* _SET PROBLEM 1_
According to the yabadaba notebook, what two fields does an FAQ record have?
* _SET PROBLEM 2_
Carry on writing the yabadaba notebook, starting right after its last line.

* _DOCUMENT_
..........

# Introduction to yabadaba: Defining simple records

This Notebook provides a demonstration of using yabadaba to interact with a very simple data schema for frequently asked questions (FAQ) data that consists solely of a question and an answer.  

In [1]:
# Standard Python libraries
import datetime

import yabadaba
from yabadaba.record import Record
from yabadaba import recordmanager

# Show yabadaba version
print('yabadaba version =', yabadaba.__version__)

# Show date of Notebook execution
print('Notebook executed on', datetime.date.today())

yabadaba version = 0.3.0
Notebook executed on 2025-02-13


## 1. FAQ records

The FAQ records are incredibly simple data models that have a single root of 'faq' and two fields: the 'question' and the associated 'answer'.

In [2]:
faq_faq_json = """{
    "faq": {
        "question": "What does a FAQ Record represent?",
        "answer": "A frequently asked question and the corresponding answer."
    }
}"""

woodchuck_faq_json = """{
    "faq": {
        "question": "How much wood would a woodchuck chuck if a woodchuck could chuck wood?",
        "answer": "A woodchuck would chuck as much wood as a woodchuck could chuck if a woodchuck could chuck wood."
    }
}"""

fuzzy_faq_json = """{
    "faq": {
        "question": "Fuzzywuzzy was a bear. Fuzzywuzzy had no hair. So Fuzzywuzzy wasn't fuzzy, was he?",
        "answer": "Nope."
    }
}"""

## 2. Record class definition

This section shows an example code for defining a Record class for the FAQ data and describes the components.

### 2.1. Define the FAQ class

We define a Record class for the FAQ data shown above that provides some basic metadata information and specifies what the values are. 

In [3]:
class FAQ(Record):
    """
    Class for representing FAQ (frequently asked question) records.
    """
    ########################## Basic metadata fields ##########################

    @property
    def style(self) -> str:
        """str: The record style"""
        return 'FAQ'

    @property
    def modelroot(self):
        """str: The root element of the content"""
        return 'faq'

    ############################# Define Values  ##############################

    def _init_values(self):
        """
        Method that defines the value objects for the Record.  This should
        call the super of this method, then use self._add_value to create new Value objects.
        Note that the order values are defined matters
        when build_model is called!!!
        """
        self._add_value('longstr', 'question')
        self._add_value('longstr', 'answer')

### 2.2. Basic metadata attributes

Each Record class has a few basic metadata attributes that either help with data transformations or with interacting with the databases.  The two such values that are required are

- __style__ is the style name associated with the class, i.e. how the recordmanager (see below) will identify it.
- __modelroot__ is the name of the root element of the data model schema.

..........

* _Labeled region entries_
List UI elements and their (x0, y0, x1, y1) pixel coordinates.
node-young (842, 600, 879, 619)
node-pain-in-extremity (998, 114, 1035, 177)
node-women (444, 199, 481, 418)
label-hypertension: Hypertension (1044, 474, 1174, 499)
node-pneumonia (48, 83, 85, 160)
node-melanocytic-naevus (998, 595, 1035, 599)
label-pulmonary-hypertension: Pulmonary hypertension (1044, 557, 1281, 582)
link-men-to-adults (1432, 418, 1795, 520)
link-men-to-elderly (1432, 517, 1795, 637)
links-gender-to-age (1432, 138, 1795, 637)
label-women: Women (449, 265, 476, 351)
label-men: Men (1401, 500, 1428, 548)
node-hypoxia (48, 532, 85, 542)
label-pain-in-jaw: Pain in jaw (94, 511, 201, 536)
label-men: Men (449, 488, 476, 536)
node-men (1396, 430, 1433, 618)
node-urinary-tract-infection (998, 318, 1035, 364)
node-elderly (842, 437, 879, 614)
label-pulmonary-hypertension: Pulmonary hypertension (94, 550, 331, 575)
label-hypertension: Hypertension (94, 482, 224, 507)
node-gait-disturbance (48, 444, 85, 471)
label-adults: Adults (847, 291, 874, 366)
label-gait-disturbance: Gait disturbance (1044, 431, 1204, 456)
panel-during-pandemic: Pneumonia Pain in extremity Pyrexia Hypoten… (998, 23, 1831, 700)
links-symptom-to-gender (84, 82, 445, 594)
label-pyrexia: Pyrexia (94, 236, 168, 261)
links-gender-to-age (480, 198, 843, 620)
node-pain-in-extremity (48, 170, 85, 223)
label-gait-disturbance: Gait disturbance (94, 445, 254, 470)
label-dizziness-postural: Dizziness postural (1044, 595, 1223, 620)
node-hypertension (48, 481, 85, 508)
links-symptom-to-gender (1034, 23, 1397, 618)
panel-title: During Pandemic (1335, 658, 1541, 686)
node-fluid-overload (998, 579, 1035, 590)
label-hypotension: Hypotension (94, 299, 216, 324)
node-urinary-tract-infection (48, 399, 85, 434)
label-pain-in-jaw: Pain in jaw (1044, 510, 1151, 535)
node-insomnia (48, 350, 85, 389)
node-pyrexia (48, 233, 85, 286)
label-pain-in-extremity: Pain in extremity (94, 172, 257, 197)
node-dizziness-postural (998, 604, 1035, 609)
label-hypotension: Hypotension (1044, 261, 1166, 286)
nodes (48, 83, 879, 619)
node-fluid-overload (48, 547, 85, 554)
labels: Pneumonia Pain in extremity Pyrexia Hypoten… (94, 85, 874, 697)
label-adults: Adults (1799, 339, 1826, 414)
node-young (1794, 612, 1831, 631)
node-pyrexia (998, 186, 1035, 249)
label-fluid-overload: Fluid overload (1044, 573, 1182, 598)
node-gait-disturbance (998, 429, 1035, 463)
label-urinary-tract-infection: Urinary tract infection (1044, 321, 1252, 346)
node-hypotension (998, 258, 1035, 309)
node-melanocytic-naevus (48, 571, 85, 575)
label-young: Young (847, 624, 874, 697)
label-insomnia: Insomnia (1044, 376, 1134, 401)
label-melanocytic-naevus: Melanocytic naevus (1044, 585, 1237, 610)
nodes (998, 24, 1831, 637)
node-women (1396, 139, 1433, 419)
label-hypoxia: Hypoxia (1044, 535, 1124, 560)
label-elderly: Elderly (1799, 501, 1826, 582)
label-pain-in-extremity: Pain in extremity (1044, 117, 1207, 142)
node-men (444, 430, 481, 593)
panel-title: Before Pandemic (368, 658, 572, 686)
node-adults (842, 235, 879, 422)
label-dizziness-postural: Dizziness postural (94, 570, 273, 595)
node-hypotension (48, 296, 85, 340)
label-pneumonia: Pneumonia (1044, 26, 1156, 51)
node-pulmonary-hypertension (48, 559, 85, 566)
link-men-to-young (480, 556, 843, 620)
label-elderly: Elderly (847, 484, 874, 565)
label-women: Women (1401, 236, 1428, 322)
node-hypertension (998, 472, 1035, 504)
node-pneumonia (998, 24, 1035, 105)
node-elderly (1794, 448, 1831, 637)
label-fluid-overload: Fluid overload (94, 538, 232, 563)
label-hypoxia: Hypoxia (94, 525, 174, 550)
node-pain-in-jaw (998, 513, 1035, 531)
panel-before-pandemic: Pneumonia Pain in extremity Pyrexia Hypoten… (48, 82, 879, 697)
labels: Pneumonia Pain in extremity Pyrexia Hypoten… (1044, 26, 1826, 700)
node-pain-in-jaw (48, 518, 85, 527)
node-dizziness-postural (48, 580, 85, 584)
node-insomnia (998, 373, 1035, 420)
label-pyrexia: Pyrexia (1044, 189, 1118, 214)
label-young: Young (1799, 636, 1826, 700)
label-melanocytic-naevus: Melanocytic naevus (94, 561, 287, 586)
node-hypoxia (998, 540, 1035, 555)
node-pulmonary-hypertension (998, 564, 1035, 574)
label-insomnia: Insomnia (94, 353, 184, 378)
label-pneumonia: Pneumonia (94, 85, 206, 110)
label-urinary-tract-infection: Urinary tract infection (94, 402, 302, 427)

..........

* _FINAL RESULT 1_
An FAQ record has a 'question' field and an associated 'answer' field.

* _FINAL RESULT 2_
### 2.3. Define Values

The purpose of the Record class is to manage data transformations between multiple different formats.  The easiest way to do this is to define a _init_values() method for the Record class and within it use self._add_value() to define all values in your schema. The _add_value() method creates a new Value object and automatically associates it with the Record class. 

Parameters of the _add_value() method:

- __style__ (*str*) The value style.
- __name__ (*str*) The name for the parameter value.  This corresponds to the name of the associated class attribute.
- __defaultvalue__ (*any or None, optional*) The default value to use for the property.  The default value of None indicates that there is no default value.
- __valuerequired__ (*bool, optional*) Indicates if a value must be given for the property.  If True, then checks will be performed that a value is assigned to the property.
- __allowedvalues__ (*tuple or None, optional*) A list/tuple of values that the parameter is restricted to have. Setting this to None (default) indicates any value is allowed.
- __metadatakey__ (*str, bool or None, optional*) The key name to use for the property when constructing the record metadata dict.  If set to None (default) then name will be used or
 metadatakey.  If set to False then the parameter will not be included in the metadata dict.
- __metadataparent__ (*str or None, optional*) If given, then this indicates that the metadatakey is actually an element of a dict in metadata with this name.  This allows for limited support for metadata having embedded dicts.
- __modelpath__ (*str, optional*) The period-delimited path after the record root element for where the parameter will be found in the built data model.  If set to None (default) then name will be used for modelpath.
- __description__ (*str or None, optional*) A short description for the value.  If not given, then the record name will be used.
- __\*\*kwargs__ (*any, optional*) Any additional value style-specific keyword parameters.

### 2.4. Define data-specific methods and attributes

Once the above connections with yabadaba have been defined, the rest of the Record class can consist of data-specific methods and properties allowing users to better interact with the data.

## 3. Interacting with records

Defining record classes that inherit from the base yabadaba Record class provides a variety of useful tools for interacting with and transforming the data associated with a single database entry even before database interactions are considered.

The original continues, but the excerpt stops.